TASK PROMPT →
Copy the records below exactly as they appear.

Excerpts from a figure dataset:
-- Begin --

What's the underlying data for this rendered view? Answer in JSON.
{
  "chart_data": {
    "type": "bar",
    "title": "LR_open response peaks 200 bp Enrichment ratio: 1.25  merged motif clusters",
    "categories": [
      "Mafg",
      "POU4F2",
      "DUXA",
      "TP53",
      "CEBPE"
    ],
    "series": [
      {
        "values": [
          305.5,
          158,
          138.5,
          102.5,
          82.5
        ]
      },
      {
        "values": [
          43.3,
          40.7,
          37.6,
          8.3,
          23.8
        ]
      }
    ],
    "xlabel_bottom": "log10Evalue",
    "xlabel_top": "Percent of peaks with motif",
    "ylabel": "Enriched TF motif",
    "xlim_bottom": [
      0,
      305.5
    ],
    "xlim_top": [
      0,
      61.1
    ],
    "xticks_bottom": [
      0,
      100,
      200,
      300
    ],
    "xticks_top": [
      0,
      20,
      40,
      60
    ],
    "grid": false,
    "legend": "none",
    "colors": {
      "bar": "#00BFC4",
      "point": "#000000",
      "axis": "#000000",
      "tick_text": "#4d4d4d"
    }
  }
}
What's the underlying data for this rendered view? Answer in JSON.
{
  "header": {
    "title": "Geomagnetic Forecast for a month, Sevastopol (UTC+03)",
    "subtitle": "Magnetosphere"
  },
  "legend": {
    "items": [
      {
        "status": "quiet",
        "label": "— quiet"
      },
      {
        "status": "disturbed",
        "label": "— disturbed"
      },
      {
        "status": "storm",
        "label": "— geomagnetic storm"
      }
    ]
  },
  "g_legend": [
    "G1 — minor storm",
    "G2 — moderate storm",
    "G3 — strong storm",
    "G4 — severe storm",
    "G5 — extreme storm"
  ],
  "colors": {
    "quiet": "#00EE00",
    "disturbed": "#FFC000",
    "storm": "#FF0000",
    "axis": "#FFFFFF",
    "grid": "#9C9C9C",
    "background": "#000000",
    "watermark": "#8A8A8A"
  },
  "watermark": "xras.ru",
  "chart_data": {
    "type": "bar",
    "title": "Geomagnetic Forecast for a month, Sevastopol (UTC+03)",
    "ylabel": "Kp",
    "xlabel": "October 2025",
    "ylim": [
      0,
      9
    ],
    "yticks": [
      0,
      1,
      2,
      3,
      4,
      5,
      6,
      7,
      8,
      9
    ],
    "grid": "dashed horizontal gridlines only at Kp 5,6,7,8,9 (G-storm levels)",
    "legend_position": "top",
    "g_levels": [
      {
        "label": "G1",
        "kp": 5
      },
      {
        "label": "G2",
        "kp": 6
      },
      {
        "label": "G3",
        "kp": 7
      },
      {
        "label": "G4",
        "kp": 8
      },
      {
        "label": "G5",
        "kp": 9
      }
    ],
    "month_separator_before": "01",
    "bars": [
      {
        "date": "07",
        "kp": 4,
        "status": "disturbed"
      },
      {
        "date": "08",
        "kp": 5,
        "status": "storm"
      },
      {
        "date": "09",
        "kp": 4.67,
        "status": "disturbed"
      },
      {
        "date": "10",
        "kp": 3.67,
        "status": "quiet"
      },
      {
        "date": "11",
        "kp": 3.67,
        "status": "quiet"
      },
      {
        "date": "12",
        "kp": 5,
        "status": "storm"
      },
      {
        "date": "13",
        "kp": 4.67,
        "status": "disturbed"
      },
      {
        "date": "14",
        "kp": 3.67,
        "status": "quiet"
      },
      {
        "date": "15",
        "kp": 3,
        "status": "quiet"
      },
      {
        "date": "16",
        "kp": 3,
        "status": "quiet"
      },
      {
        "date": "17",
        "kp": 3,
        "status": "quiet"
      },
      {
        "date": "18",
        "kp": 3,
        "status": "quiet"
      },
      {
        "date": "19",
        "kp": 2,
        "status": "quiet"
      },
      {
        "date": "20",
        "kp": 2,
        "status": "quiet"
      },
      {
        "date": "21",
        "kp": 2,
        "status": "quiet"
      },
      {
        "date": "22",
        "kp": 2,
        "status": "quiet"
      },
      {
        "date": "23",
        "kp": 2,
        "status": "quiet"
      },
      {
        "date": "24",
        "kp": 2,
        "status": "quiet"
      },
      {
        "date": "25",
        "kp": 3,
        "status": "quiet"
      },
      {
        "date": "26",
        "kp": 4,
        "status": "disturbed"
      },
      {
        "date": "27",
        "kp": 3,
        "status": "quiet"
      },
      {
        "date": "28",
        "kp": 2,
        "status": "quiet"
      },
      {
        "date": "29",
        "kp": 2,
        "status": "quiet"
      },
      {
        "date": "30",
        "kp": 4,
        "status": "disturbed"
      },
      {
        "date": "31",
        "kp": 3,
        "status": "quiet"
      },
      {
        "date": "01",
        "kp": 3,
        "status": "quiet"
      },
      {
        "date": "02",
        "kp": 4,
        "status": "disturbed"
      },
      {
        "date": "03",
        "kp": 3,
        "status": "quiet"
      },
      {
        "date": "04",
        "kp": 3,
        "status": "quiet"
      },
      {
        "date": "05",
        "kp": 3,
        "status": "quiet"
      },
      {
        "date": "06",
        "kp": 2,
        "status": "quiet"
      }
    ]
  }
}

-- End --

TASK RESULT →
What's the underlying data for this rendered view? Answer in JSON.
{
  "chart_data": {
    "type": "bar",
    "title": "LR_open response peaks 200 bp Enrichment ratio: 1.25  merged motif clusters",
    "categories": [
      "Mafg",
      "POU4F2",
      "DUXA",
      "TP53",
      "CEBPE"
    ],
    "series": [
      {
        "values": [
          305.5,
          158,
          138.5,
          102.5,
          82.5
        ]
      },
      {
        "values": [
          43.3,
          40.7,
          37.6,
          8.3,
          23.8
        ]
      }
    ],
    "xlabel_bottom": "log10Evalue",
    "xlabel_top": "Percent of peaks with motif",
    "ylabel": "Enriched TF motif",
    "xlim_bottom": [
      0,
      305.5
    ],
    "xlim_top": [
      0,
      61.1
    ],
    "xticks_bottom": [
      0,
      100,
      200,
      300
    ],
    "xticks_top": [
      0,
      20,
      40,
      60
    ],
    "grid": false,
    "legend": "none",
    "colors": {
      "bar": "#00BFC4",
      "point": "#000000",
      "axis": "#000000",
      "tick_text": "#4d4d4d"
    }
  }
}
What's the underlying data for this rendered view? Answer in JSON.
{
  "header": {
    "title": "Geomagnetic Forecast for a month, Sevastopol (UTC+03)",
    "subtitle": "Magnetosphere"
  },
  "legend": {
    "items": [
      {
        "status": "quiet",
        "label": "— quiet"
      },
      {
        "status": "disturbed",
        "label": "— disturbed"
      },
      {
        "status": "storm",
        "label": "— geomagnetic storm"
      }
    ]
  },
  "g_legend": [
    "G1 — minor storm",
    "G2 — moderate storm",
    "G3 — strong storm",
    "G4 — severe storm",
    "G5 — extreme storm"
  ],
  "colors": {
    "quiet": "#00EE00",
    "disturbed": "#FFC000",
    "storm": "#FF0000",
    "axis": "#FFFFFF",
    "grid": "#9C9C9C",
    "background": "#000000",
    "watermark": "#8A8A8A"
  },
  "watermark": "xras.ru",
  "chart_data": {
    "type": "bar",
    "title": "Geomagnetic Forecast for a month, Sevastopol (UTC+03)",
    "ylabel": "Kp",
    "xlabel": "October 2025",
    "ylim": [
      0,
      9
    ],
    "yticks": [
      0,
      1,
      2,
      3,
      4,
      5,
      6,
      7,
      8,
      9
    ],
    "grid": "dashed horizontal gridlines only at Kp 5,6,7,8,9 (G-storm levels)",
    "legend_position": "top",
    "g_levels": [
      {
        "label": "G1",
        "kp": 5
      },
      {
        "label": "G2",
        "kp": 6
      },
      {
        "label": "G3",
        "kp": 7
      },
      {
        "label": "G4",
        "kp": 8
      },
      {
        "label": "G5",
        "kp": 9
      }
    ],
    "month_separator_before": "01",
    "bars": [
      {
        "date": "07",
        "kp": 4,
        "status": "disturbed"
      },
      {
        "date": "08",
        "kp": 5,
        "status": "storm"
      },
      {
        "date": "09",
        "kp": 4.67,
        "status": "disturbed"
      },
      {
        "date": "10",
        "kp": 3.67,
        "status": "quiet"
      },
      {
        "date": "11",
        "kp": 3.67,
        "status": "quiet"
      },
      {
        "date": "12",
        "kp": 5,
        "status": "storm"
      },
      {
        "date": "13",
        "kp": 4.67,
        "status": "disturbed"
      },
      {
        "date": "14",
        "kp": 3.67,
        "status": "quiet"
      },
      {
        "date": "15",
        "kp": 3,
        "status": "quiet"
      },
      {
        "date": "16",
        "kp": 3,
        "status": "quiet"
      },
      {
        "date": "17",
        "kp": 3,
        "status": "quiet"
      },
      {
        "date": "18",
        "kp": 3,
        "status": "quiet"
      },
      {
        "date": "19",
        "kp": 2,
        "status": "quiet"
      },
      {
        "date": "20",
        "kp": 2,
        "status": "quiet"
      },
      {
        "date": "21",
        "kp": 2,
        "status": "quiet"
      },
      {
        "date": "22",
        "kp": 2,
        "status": "quiet"
      },
      {
        "date": "23",
        "kp": 2,
        "status": "quiet"
      },
      {
        "date": "24",
        "kp": 2,
        "status": "quiet"
      },
      {
        "date": "25",
        "kp": 3,
        "status": "quiet"
      },
      {
        "date": "26",
        "kp": 4,
        "status": "disturbed"
      },
      {
        "date": "27",
        "kp": 3,
        "status": "quiet"
      },
      {
        "date": "28",
        "kp": 2,
        "status": "quiet"
      },
      {
        "date": "29",
        "kp": 2,
        "status": "quiet"
      },
      {
        "date": "30",
        "kp": 4,
        "status": "disturbed"
      },
      {
        "date": "31",
        "kp": 3,
        "status": "quiet"
      },
      {
        "date": "01",
        "kp": 3,
        "status": "quiet"
      },
      {
        "date": "02",
        "kp": 4,
        "status": "disturbed"
      },
      {
        "date": "03",
        "kp": 3,
        "status": "quiet"
      },
      {
        "date": "04",
        "kp": 3,
        "status": "quiet"
      },
      {
        "date": "05",
        "kp": 3,
        "status": "quiet"
      },
      {
        "date": "06",
        "kp": 2,
        "status": "quiet"
      }
    ]
  }
}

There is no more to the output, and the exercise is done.